Please list all lines of the material below in which the string "monitor" occurs.

• Extracted data entries:
— begin —

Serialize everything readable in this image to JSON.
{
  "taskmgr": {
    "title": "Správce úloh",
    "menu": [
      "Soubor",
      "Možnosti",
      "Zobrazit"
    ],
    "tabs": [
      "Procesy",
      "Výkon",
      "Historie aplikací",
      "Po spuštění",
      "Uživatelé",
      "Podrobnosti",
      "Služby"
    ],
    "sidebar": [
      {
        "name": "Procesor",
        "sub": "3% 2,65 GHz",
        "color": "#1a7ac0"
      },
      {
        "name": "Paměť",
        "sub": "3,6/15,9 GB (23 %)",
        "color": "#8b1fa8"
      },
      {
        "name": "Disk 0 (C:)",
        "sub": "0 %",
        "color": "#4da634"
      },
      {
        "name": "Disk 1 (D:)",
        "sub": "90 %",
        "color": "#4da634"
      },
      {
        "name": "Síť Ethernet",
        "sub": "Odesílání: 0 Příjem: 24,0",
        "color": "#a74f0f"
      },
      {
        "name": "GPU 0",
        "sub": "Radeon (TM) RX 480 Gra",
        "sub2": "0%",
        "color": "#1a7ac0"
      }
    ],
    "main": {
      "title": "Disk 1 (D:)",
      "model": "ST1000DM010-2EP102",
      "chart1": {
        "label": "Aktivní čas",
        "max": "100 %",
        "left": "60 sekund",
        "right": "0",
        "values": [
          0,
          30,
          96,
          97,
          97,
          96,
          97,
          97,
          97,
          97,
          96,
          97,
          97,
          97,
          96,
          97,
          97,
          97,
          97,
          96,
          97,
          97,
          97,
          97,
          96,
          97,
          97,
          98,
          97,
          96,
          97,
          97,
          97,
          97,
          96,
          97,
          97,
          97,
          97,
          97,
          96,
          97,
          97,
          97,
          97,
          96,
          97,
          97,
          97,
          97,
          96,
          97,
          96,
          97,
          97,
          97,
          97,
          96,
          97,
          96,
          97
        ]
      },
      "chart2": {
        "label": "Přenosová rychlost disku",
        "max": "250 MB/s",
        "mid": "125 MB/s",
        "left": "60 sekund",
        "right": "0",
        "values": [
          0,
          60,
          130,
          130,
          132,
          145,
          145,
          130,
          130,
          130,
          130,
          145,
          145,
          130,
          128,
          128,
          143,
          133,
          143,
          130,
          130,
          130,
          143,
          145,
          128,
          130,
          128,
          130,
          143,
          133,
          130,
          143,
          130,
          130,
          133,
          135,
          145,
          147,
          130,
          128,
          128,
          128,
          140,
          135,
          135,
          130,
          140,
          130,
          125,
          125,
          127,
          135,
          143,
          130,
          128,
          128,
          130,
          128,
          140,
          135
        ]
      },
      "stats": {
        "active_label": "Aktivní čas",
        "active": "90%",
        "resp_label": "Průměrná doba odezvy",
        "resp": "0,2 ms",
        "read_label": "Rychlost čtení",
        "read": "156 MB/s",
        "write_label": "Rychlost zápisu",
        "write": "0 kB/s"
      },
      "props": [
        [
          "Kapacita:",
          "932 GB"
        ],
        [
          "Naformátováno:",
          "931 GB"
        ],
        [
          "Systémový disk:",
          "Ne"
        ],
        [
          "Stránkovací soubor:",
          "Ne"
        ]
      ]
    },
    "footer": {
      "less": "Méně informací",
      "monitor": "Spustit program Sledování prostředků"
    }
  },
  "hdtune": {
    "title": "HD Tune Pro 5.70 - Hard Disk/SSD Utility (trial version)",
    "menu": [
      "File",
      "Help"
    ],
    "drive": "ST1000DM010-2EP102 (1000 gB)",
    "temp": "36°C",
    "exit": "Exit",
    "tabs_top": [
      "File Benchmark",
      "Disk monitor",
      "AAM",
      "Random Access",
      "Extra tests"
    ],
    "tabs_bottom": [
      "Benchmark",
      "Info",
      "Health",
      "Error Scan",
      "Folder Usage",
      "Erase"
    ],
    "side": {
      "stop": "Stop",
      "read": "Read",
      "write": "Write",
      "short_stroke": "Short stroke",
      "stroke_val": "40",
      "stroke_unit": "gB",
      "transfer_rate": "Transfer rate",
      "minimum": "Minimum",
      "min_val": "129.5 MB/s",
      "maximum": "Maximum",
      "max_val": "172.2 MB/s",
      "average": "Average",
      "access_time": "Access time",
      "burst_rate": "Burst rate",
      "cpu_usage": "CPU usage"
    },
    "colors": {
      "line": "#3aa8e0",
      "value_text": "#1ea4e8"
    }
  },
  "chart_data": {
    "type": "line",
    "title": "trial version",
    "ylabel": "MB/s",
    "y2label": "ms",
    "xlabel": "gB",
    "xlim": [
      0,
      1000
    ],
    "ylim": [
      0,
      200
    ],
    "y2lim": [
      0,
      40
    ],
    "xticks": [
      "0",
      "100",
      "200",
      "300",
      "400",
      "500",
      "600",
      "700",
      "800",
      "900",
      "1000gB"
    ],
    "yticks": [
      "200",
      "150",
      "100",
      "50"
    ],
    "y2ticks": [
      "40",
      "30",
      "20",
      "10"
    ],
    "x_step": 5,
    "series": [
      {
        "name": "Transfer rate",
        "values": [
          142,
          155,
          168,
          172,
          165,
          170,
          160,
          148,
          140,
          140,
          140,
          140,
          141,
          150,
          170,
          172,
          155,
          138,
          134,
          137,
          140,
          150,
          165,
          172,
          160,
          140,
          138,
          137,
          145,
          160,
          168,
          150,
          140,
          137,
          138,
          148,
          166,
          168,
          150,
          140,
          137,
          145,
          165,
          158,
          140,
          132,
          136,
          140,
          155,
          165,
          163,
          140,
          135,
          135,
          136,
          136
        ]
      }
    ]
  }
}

— end —

• ANSWER TO THIS TASK:
      "monitor": "Spustit program Sledování prostředků"
      "Disk monitor",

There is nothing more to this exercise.